SHORT PROBLEM
Repeat each record below exactly as given.

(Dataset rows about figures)
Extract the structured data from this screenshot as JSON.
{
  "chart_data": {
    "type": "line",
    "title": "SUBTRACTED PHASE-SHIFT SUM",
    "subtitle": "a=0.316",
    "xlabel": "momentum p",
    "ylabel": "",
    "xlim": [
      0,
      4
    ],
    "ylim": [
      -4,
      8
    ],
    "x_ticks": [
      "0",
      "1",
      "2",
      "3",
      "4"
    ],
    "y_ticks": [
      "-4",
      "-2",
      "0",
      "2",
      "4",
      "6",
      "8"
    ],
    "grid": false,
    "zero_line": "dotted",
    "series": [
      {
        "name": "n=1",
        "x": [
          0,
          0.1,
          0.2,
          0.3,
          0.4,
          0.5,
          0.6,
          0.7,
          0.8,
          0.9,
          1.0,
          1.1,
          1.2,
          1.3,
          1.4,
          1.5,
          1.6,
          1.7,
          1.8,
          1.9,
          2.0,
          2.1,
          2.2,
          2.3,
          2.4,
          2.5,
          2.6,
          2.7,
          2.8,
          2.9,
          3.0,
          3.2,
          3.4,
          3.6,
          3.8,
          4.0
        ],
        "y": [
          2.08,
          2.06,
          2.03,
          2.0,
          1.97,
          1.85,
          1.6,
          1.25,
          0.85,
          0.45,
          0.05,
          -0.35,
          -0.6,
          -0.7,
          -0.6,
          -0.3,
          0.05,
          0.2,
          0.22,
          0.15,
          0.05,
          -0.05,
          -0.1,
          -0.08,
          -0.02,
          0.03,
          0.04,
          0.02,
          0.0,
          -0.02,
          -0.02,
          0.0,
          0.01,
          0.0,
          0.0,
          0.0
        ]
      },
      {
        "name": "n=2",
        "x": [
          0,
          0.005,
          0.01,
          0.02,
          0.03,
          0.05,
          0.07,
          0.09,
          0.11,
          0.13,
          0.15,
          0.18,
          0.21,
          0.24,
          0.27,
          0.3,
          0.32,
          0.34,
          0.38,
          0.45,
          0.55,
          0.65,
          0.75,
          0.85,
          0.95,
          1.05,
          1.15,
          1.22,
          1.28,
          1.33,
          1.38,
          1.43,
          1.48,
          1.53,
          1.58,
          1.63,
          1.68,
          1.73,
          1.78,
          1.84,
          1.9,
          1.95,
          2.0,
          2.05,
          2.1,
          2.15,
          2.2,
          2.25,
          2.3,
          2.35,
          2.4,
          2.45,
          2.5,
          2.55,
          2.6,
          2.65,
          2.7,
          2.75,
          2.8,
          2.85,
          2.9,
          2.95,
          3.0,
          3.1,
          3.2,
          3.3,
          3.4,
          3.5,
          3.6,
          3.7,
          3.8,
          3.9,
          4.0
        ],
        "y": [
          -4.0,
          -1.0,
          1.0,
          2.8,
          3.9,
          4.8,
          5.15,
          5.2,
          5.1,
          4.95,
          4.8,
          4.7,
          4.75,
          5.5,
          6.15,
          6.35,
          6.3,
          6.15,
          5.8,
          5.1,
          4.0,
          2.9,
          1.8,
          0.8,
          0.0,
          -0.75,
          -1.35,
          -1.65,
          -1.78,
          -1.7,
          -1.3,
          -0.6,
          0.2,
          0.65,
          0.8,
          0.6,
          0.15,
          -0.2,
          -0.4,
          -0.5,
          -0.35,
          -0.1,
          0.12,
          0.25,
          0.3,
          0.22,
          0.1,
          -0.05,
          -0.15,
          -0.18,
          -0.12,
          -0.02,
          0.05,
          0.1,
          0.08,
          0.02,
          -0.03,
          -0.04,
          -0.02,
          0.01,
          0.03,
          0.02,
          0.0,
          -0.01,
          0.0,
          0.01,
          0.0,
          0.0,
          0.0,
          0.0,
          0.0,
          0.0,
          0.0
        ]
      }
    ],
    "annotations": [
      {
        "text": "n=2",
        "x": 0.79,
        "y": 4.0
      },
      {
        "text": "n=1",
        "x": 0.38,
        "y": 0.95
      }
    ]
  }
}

COMPLETE RESPONSE
Extract the structured data from this screenshot as JSON.
{
  "chart_data": {
    "type": "line",
    "title": "SUBTRACTED PHASE-SHIFT SUM",
    "subtitle": "a=0.316",
    "xlabel": "momentum p",
    "ylabel": "",
    "xlim": [
      0,
      4
    ],
    "ylim": [
      -4,
      8
    ],
    "x_ticks": [
      "0",
      "1",
      "2",
      "3",
      "4"
    ],
    "y_ticks": [
      "-4",
      "-2",
      "0",
      "2",
      "4",
      "6",
      "8"
    ],
    "grid": false,
    "zero_line": "dotted",
    "series": [
      {
        "name": "n=1",
        "x": [
          0,
          0.1,
          0.2,
          0.3,
          0.4,
          0.5,
          0.6,
          0.7,
          0.8,
          0.9,
          1.0,
          1.1,
          1.2,
          1.3,
          1.4,
          1.5,
          1.6,
          1.7,
          1.8,
          1.9,
          2.0,
          2.1,
          2.2,
          2.3,
          2.4,
          2.5,
          2.6,
          2.7,
          2.8,
          2.9,
          3.0,
          3.2,
          3.4,
          3.6,
          3.8,
          4.0
        ],
        "y": [
          2.08,
          2.06,
          2.03,
          2.0,
          1.97,
          1.85,
          1.6,
          1.25,
          0.85,
          0.45,
          0.05,
          -0.35,
          -0.6,
          -0.7,
          -0.6,
          -0.3,
          0.05,
          0.2,
          0.22,
          0.15,
          0.05,
          -0.05,
          -0.1,
          -0.08,
          -0.02,
          0.03,
          0.04,
          0.02,
          0.0,
          -0.02,
          -0.02,
          0.0,
          0.01,
          0.0,
          0.0,
          0.0
        ]
      },
      {
        "name": "n=2",
        "x": [
          0,
          0.005,
          0.01,
          0.02,
          0.03,
          0.05,
          0.07,
          0.09,
          0.11,
          0.13,
          0.15,
          0.18,
          0.21,
          0.24,
          0.27,
          0.3,
          0.32,
          0.34,
          0.38,
          0.45,
          0.55,
          0.65,
          0.75,
          0.85,
          0.95,
          1.05,
          1.15,
          1.22,
          1.28,
          1.33,
          1.38,
          1.43,
          1.48,
          1.53,
          1.58,
          1.63,
          1.68,
          1.73,
          1.78,
          1.84,
          1.9,
          1.95,
          2.0,
          2.05,
          2.1,
          2.15,
          2.2,
          2.25,
          2.3,
          2.35,
          2.4,
          2.45,
          2.5,
          2.55,
          2.6,
          2.65,
          2.7,
          2.75,
          2.8,
          2.85,
          2.9,
          2.95,
          3.0,
          3.1,
          3.2,
          3.3,
          3.4,
          3.5,
          3.6,
          3.7,
          3.8,
          3.9,
          4.0
        ],
        "y": [
          -4.0,
          -1.0,
          1.0,
          2.8,
          3.9,
          4.8,
          5.15,
          5.2,
          5.1,
          4.95,
          4.8,
          4.7,
          4.75,
          5.5,
          6.15,
          6.35,
          6.3,
          6.15,
          5.8,
          5.1,
          4.0,
          2.9,
          1.8,
          0.8,
          0.0,
          -0.75,
          -1.35,
          -1.65,
          -1.78,
          -1.7,
          -1.3,
          -0.6,
          0.2,
          0.65,
          0.8,
          0.6,
          0.15,
          -0.2,
          -0.4,
          -0.5,
          -0.35,
          -0.1,
          0.12,
          0.25,
          0.3,
          0.22,
          0.1,
          -0.05,
          -0.15,
          -0.18,
          -0.12,
          -0.02,
          0.05,
          0.1,
          0.08,
          0.02,
          -0.03,
          -0.04,
          -0.02,
          0.01,
          0.03,
          0.02,
          0.0,
          -0.01,
          0.0,
          0.01,
          0.0,
          0.0,
          0.0,
          0.0,
          0.0,
          0.0,
          0.0
        ]
      }
    ],
    "annotations": [
      {
        "text": "n=2",
        "x": 0.79,
        "y": 4.0
      },
      {
        "text": "n=1",
        "x": 0.38,
        "y": 0.95
      }
    ]
  }
}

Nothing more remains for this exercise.